PROBLEM TO WORK ON »
Repeat each record below exactly, dropping the pictures.

RECORD EXCERPTS »
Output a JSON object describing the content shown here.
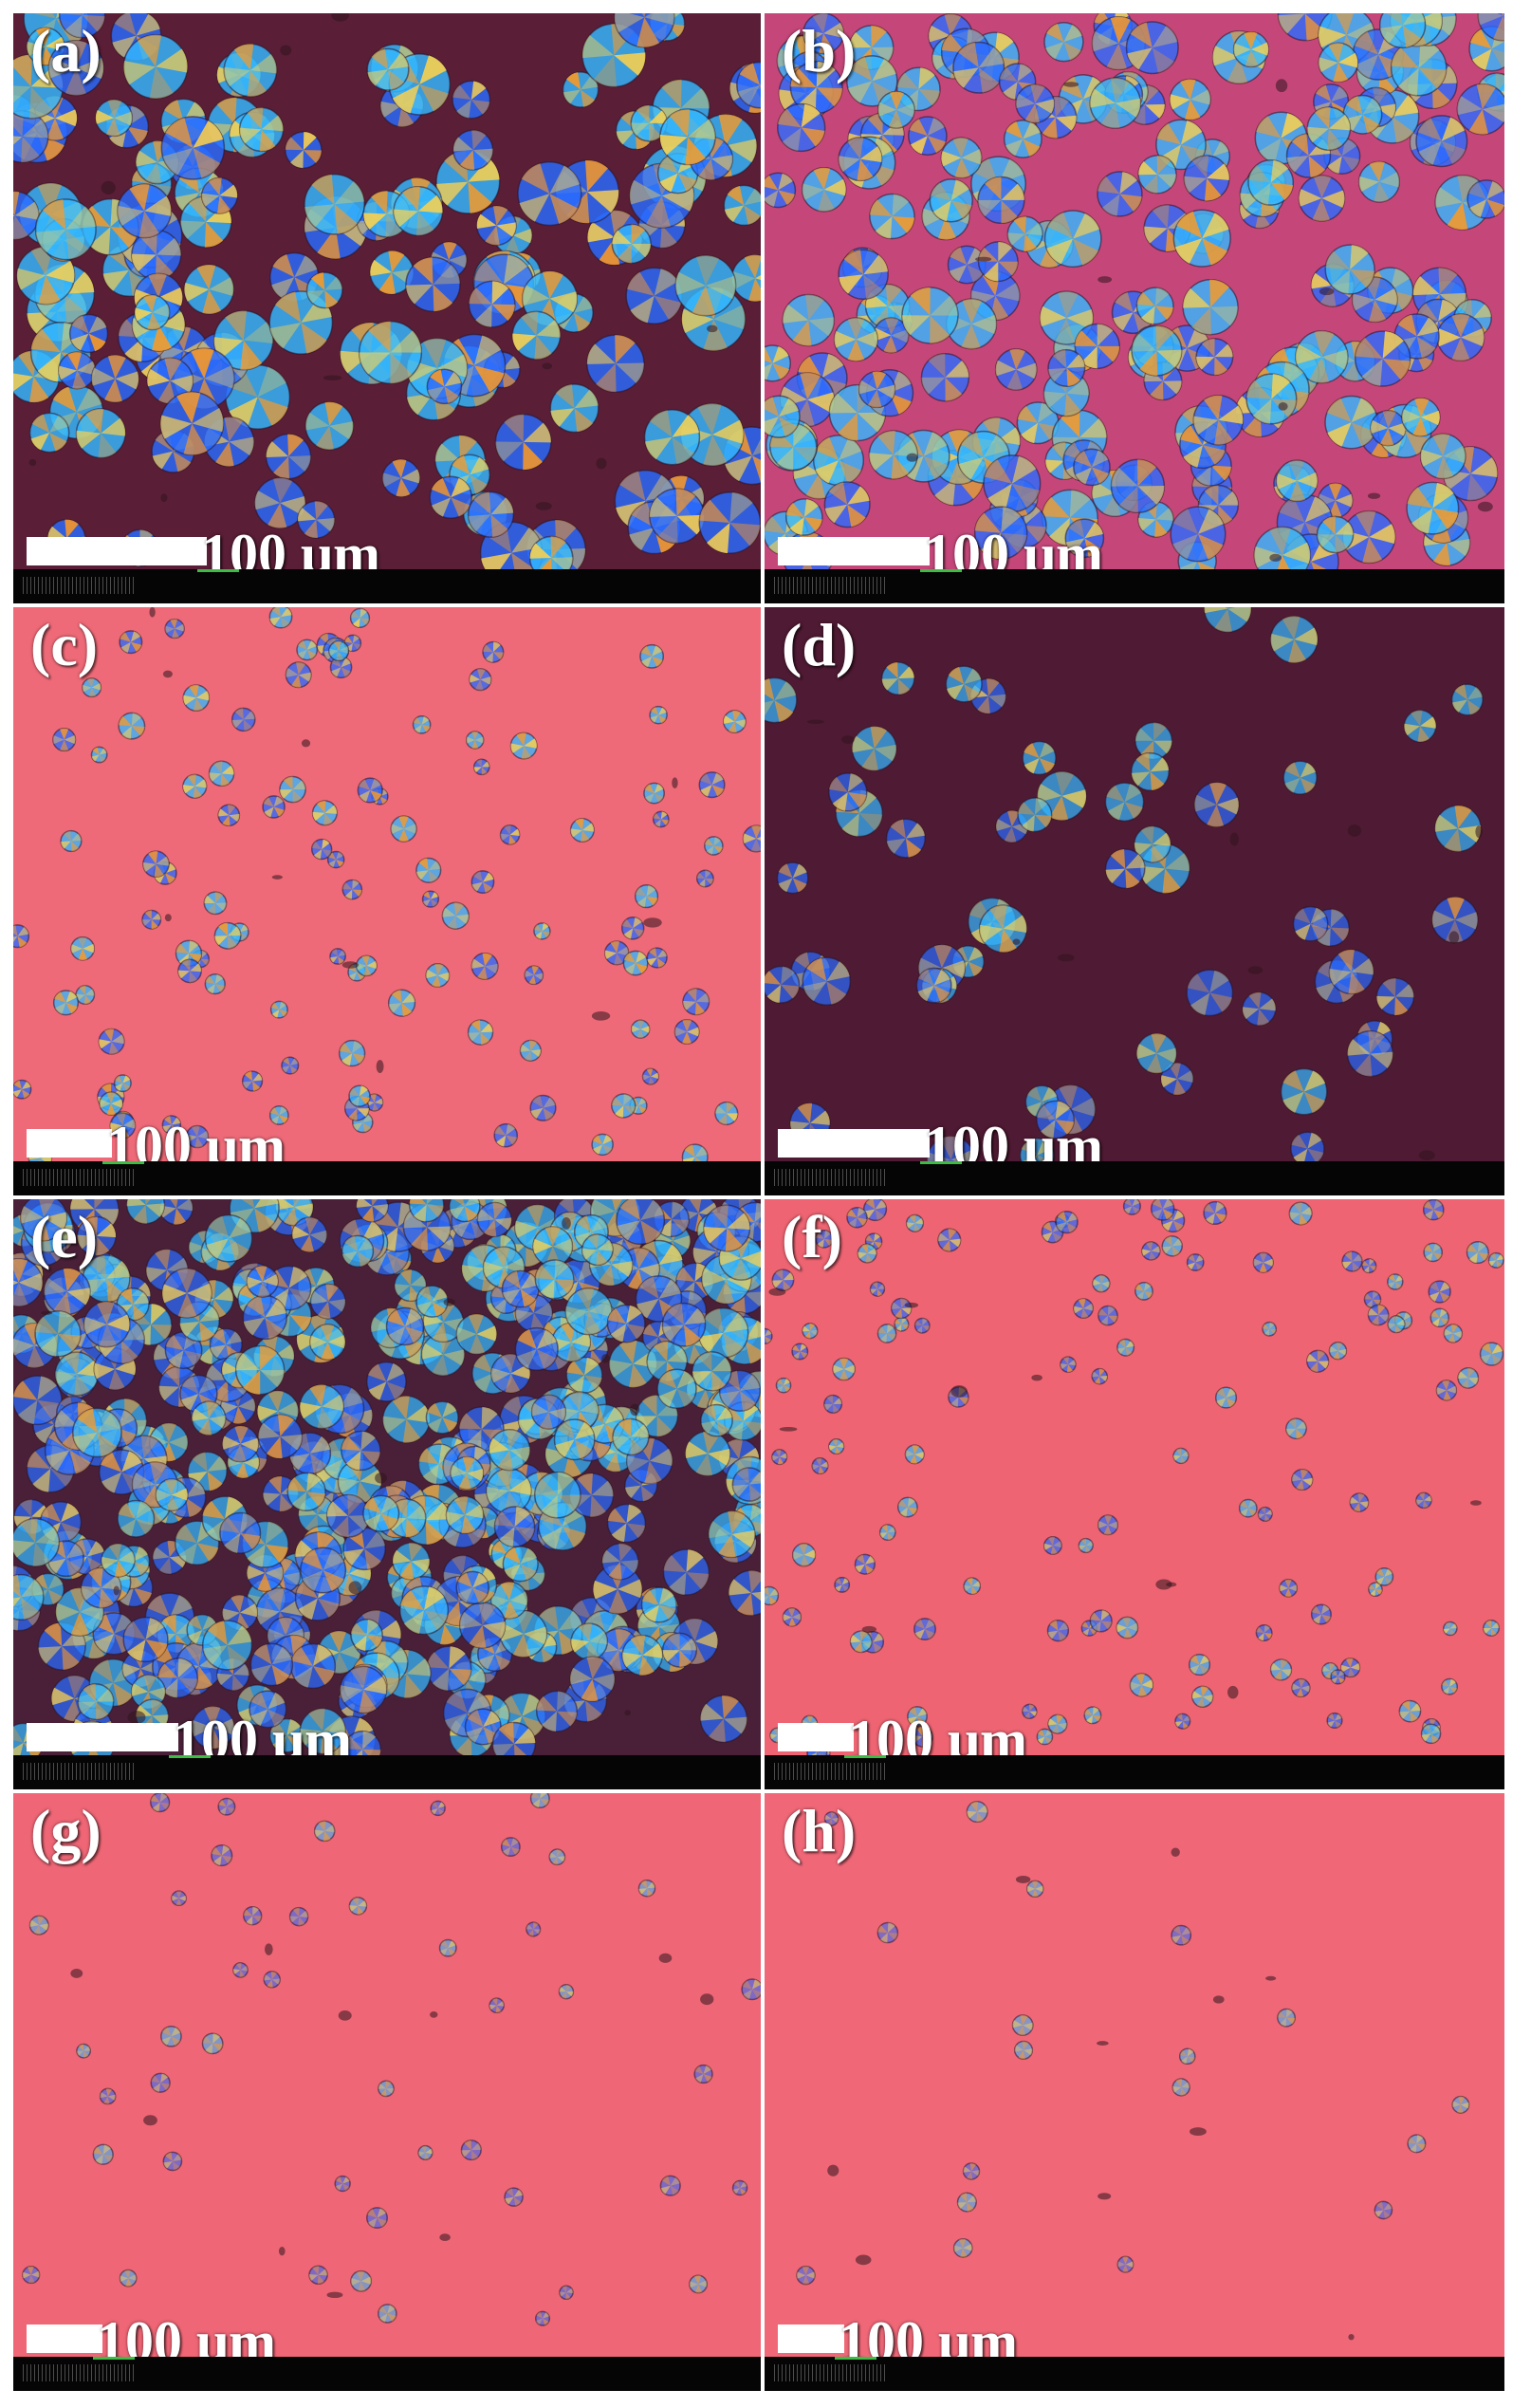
{
  "panels": [
    {
      "id": "a",
      "label": "(a)",
      "scale_text": "100 μm",
      "bg": "#5a1e36",
      "density": 150,
      "min_r": 18,
      "max_r": 34,
      "bright": 0.95,
      "seed": 11
    },
    {
      "id": "b",
      "label": "(b)",
      "scale_text": "100 μm",
      "bg": "#c5477a",
      "density": 200,
      "min_r": 18,
      "max_r": 30,
      "bright": 0.9,
      "seed": 23
    },
    {
      "id": "c",
      "label": "(c)",
      "scale_text": "100 μm",
      "bg": "#ef6a78",
      "density": 110,
      "min_r": 8,
      "max_r": 14,
      "bright": 0.85,
      "seed": 37
    },
    {
      "id": "d",
      "label": "(d)",
      "scale_text": "100 μm",
      "bg": "#4f1a33",
      "density": 55,
      "min_r": 16,
      "max_r": 26,
      "bright": 0.7,
      "seed": 41
    },
    {
      "id": "e",
      "label": "(e)",
      "scale_text": "100 μm",
      "bg": "#4a2038",
      "density": 420,
      "min_r": 16,
      "max_r": 26,
      "bright": 0.75,
      "seed": 53
    },
    {
      "id": "f",
      "label": "(f)",
      "scale_text": "100 μm",
      "bg": "#ee6472",
      "density": 120,
      "min_r": 7,
      "max_r": 12,
      "bright": 0.7,
      "seed": 67
    },
    {
      "id": "g",
      "label": "(g)",
      "scale_text": "100 μm",
      "bg": "#ef6676",
      "density": 45,
      "min_r": 7,
      "max_r": 11,
      "bright": 0.45,
      "seed": 79
    },
    {
      "id": "h",
      "label": "(h)",
      "scale_text": "100 μm",
      "bg": "#f06878",
      "density": 18,
      "min_r": 7,
      "max_r": 11,
      "bright": 0.4,
      "seed": 83
    }
  ],
  "colors": {
    "blue": "#2a6bff",
    "cyan": "#33b8ff",
    "orange": "#ff9a1f",
    "yellow": "#ffd24a",
    "scalebar": "#ffffff",
    "footer": "#050505"
  }
}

ANSWER TO THE TASK »
Output a JSON object describing the content shown here.
{
  "panels": [
    {
      "id": "a",
      "label": "(a)",
      "scale_text": "100 μm",
      "bg": "#5a1e36",
      "density": 150,
      "min_r": 18,
      "max_r": 34,
      "bright": 0.95,
      "seed": 11
    },
    {
      "id": "b",
      "label": "(b)",
      "scale_text": "100 μm",
      "bg": "#c5477a",
      "density": 200,
      "min_r": 18,
      "max_r": 30,
      "bright": 0.9,
      "seed": 23
    },
    {
      "id": "c",
      "label": "(c)",
      "scale_text": "100 μm",
      "bg": "#ef6a78",
      "density": 110,
      "min_r": 8,
      "max_r": 14,
      "bright": 0.85,
      "seed": 37
    },
    {
      "id": "d",
      "label": "(d)",
      "scale_text": "100 μm",
      "bg": "#4f1a33",
      "density": 55,
      "min_r": 16,
      "max_r": 26,
      "bright": 0.7,
      "seed": 41
    },
    {
      "id": "e",
      "label": "(e)",
      "scale_text": "100 μm",
      "bg": "#4a2038",
      "density": 420,
      "min_r": 16,
      "max_r": 26,
      "bright": 0.75,
      "seed": 53
    },
    {
      "id": "f",
      "label": "(f)",
      "scale_text": "100 μm",
      "bg": "#ee6472",
      "density": 120,
      "min_r": 7,
      "max_r": 12,
      "bright": 0.7,
      "seed": 67
    },
    {
      "id": "g",
      "label": "(g)",
      "scale_text": "100 μm",
      "bg": "#ef6676",
      "density": 45,
      "min_r": 7,
      "max_r": 11,
      "bright": 0.45,
      "seed": 79
    },
    {
      "id": "h",
      "label": "(h)",
      "scale_text": "100 μm",
      "bg": "#f06878",
      "density": 18,
      "min_r": 7,
      "max_r": 11,
      "bright": 0.4,
      "seed": 83
    }
  ],
  "colors": {
    "blue": "#2a6bff",
    "cyan": "#33b8ff",
    "orange": "#ff9a1f",
    "yellow": "#ffd24a",
    "scalebar": "#ffffff",
    "footer": "#050505"
  }
}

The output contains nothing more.